::: Given entries

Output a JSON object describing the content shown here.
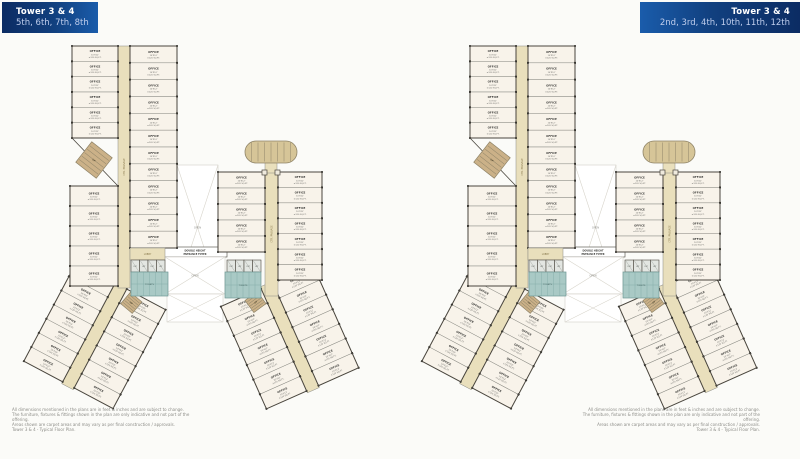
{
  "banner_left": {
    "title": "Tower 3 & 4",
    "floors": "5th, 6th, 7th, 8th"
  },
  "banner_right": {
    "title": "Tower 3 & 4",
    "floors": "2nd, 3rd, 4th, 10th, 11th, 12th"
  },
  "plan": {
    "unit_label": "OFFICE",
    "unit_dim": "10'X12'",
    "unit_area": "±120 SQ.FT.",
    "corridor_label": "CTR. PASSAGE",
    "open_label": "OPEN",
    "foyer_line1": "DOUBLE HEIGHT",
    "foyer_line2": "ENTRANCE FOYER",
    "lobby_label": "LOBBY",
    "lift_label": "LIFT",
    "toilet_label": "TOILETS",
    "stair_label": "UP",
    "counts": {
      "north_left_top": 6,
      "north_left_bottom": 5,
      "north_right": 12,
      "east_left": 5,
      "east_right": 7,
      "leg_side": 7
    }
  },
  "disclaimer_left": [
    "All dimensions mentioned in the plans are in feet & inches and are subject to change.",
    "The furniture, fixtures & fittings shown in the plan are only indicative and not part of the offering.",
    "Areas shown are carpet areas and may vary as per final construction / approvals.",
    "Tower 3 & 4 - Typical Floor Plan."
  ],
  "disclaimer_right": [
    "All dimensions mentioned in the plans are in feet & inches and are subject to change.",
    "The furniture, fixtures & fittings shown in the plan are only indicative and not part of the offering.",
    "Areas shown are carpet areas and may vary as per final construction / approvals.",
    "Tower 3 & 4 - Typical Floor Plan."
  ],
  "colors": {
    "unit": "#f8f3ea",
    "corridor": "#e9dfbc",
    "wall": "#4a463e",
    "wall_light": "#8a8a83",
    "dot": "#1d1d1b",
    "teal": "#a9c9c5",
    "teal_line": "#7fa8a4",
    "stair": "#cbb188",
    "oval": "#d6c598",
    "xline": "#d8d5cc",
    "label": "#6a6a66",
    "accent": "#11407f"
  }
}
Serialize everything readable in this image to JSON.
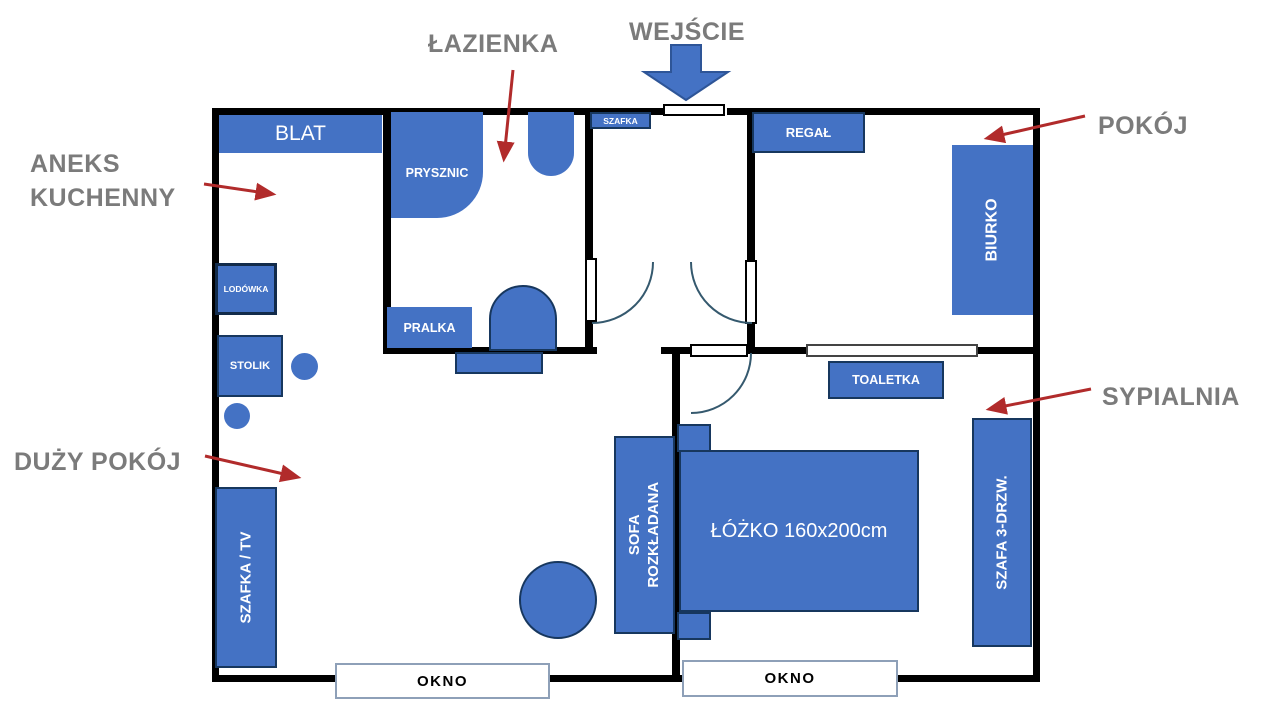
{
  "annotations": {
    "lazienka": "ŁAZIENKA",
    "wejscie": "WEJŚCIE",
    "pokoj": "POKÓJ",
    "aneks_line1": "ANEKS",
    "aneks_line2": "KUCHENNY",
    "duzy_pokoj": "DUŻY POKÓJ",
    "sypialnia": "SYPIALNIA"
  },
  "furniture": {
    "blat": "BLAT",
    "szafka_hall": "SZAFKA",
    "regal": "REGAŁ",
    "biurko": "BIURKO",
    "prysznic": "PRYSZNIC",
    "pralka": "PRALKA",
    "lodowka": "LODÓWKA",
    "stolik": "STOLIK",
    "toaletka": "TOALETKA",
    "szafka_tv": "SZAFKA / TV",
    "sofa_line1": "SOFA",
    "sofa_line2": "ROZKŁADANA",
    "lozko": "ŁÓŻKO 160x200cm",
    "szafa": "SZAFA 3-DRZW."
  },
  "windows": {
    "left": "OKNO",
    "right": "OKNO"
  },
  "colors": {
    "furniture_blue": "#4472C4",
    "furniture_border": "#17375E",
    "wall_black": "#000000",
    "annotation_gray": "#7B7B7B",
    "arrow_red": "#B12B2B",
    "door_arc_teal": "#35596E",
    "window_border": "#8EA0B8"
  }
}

::::::
::: Given entries

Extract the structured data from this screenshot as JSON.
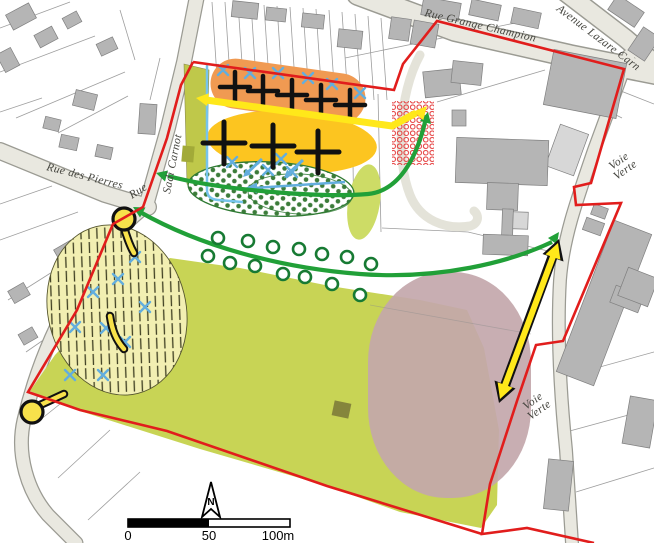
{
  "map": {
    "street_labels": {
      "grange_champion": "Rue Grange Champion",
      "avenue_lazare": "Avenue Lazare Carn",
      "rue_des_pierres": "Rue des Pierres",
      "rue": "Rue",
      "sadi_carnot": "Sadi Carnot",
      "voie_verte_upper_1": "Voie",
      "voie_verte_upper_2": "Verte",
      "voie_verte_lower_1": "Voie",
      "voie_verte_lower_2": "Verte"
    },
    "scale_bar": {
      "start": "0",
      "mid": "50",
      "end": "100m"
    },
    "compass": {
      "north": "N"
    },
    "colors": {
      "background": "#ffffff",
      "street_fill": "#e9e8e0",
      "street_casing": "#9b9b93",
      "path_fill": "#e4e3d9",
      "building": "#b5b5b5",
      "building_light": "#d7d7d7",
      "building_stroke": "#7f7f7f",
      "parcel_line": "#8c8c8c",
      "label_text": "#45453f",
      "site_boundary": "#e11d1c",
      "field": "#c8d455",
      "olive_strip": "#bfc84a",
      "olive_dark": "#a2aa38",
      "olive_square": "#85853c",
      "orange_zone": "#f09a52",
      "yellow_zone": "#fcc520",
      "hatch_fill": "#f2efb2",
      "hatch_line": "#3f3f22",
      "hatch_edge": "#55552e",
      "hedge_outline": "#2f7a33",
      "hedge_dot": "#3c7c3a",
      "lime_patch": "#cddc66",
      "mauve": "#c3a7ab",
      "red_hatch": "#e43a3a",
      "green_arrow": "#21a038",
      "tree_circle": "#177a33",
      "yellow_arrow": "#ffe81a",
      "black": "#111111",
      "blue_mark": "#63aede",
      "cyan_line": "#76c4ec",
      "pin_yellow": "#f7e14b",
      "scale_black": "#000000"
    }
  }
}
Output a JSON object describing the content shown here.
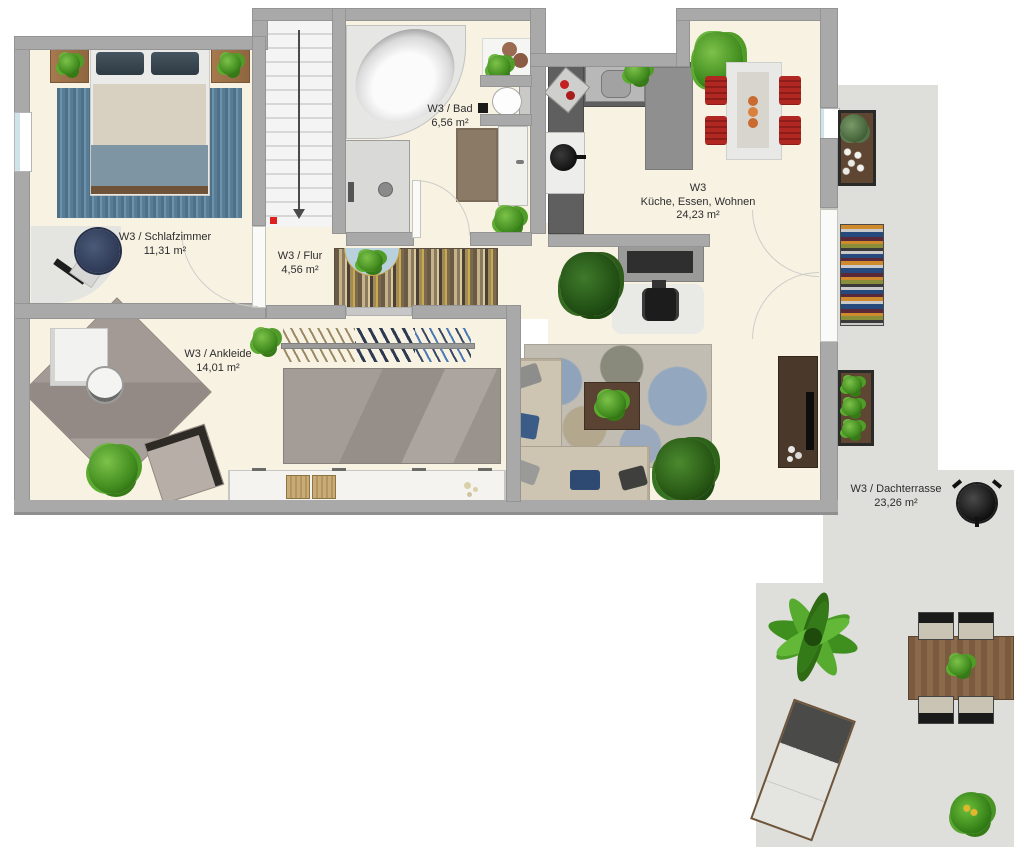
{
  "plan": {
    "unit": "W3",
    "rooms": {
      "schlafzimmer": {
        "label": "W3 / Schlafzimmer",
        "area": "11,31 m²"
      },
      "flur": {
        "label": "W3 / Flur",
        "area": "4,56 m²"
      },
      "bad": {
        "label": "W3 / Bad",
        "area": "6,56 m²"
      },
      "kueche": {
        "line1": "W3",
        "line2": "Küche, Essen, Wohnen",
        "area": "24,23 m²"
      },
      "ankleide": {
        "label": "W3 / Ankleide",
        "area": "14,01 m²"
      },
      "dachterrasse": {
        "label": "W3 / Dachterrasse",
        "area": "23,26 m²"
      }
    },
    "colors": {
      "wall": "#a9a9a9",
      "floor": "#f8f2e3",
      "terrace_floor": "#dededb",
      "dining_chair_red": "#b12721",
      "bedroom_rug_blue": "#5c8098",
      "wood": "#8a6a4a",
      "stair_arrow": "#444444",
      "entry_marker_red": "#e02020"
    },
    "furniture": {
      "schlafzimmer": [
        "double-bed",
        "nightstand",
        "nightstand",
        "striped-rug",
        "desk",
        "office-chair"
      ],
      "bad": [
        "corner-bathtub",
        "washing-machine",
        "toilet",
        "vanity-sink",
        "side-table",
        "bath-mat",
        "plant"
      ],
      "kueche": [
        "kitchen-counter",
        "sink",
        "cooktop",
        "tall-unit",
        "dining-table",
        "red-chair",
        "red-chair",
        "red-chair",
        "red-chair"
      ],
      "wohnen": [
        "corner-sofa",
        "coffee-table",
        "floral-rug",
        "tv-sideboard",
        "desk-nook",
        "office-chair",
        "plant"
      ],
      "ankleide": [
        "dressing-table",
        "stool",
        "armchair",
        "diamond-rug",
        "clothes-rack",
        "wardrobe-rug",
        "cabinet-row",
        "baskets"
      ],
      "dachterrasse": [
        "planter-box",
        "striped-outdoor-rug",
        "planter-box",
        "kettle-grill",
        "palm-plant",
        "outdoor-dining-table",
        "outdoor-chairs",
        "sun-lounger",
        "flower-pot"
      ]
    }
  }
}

::::::
::: Given entries

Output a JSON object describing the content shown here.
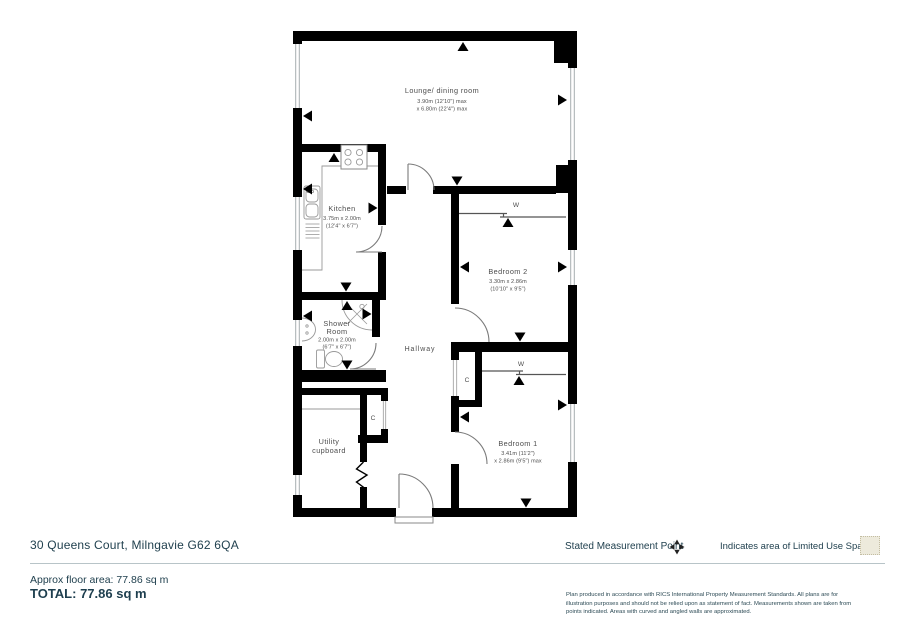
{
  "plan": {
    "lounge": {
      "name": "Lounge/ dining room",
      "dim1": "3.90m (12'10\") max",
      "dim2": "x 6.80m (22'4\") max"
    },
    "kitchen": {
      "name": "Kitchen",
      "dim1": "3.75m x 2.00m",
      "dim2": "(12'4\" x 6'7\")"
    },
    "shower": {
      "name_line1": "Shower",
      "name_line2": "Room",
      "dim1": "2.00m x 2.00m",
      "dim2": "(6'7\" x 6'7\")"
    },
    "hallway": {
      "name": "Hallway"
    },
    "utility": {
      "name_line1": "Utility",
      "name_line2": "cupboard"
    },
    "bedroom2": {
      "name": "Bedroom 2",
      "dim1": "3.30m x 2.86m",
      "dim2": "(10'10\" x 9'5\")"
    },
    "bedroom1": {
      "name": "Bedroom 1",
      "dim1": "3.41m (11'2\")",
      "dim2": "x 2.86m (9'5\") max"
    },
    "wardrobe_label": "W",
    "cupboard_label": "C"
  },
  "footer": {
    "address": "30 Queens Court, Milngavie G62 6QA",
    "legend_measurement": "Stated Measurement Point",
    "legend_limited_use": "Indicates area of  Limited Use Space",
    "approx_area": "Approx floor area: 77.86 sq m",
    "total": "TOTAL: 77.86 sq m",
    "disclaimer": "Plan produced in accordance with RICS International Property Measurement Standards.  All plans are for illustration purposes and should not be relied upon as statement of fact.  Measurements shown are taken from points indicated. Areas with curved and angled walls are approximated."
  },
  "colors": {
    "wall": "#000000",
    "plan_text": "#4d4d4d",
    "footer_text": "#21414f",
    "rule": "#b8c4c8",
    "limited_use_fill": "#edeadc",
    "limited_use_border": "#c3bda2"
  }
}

::::::

--- Task prompt ---
Look through the entries above; copy every line holding the string "from".

--- Final answer ---
Extract the structured data from this screenshot as JSON.
    "disclaimer": "Plan produced in accordance with RICS International Property Measurement Standards.  All plans are for illustration purposes and should not be relied upon as statement of fact.  Measurements shown are taken from points indicated. Areas with curved and angled walls are approximated."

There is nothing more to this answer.